> _Task directions_: Reproduce the material in full, unchanged.

-- start Records for this exercise --

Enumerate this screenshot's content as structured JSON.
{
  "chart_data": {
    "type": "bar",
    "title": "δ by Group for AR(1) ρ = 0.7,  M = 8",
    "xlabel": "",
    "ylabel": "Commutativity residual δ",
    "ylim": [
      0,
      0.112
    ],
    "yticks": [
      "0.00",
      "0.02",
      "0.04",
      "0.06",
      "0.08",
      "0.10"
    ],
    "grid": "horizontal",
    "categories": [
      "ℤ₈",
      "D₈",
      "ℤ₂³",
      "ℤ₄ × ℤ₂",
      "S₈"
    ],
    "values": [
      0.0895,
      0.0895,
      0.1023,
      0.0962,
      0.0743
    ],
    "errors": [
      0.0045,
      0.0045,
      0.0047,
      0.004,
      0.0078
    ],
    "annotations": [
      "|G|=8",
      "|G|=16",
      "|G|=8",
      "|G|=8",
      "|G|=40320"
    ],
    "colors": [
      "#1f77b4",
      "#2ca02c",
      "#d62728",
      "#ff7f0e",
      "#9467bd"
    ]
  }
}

-- end Records for this exercise --

> _Result of the task_:
Enumerate this screenshot's content as structured JSON.
{
  "chart_data": {
    "type": "bar",
    "title": "δ by Group for AR(1) ρ = 0.7,  M = 8",
    "xlabel": "",
    "ylabel": "Commutativity residual δ",
    "ylim": [
      0,
      0.112
    ],
    "yticks": [
      "0.00",
      "0.02",
      "0.04",
      "0.06",
      "0.08",
      "0.10"
    ],
    "grid": "horizontal",
    "categories": [
      "ℤ₈",
      "D₈",
      "ℤ₂³",
      "ℤ₄ × ℤ₂",
      "S₈"
    ],
    "values": [
      0.0895,
      0.0895,
      0.1023,
      0.0962,
      0.0743
    ],
    "errors": [
      0.0045,
      0.0045,
      0.0047,
      0.004,
      0.0078
    ],
    "annotations": [
      "|G|=8",
      "|G|=16",
      "|G|=8",
      "|G|=8",
      "|G|=40320"
    ],
    "colors": [
      "#1f77b4",
      "#2ca02c",
      "#d62728",
      "#ff7f0e",
      "#9467bd"
    ]
  }
}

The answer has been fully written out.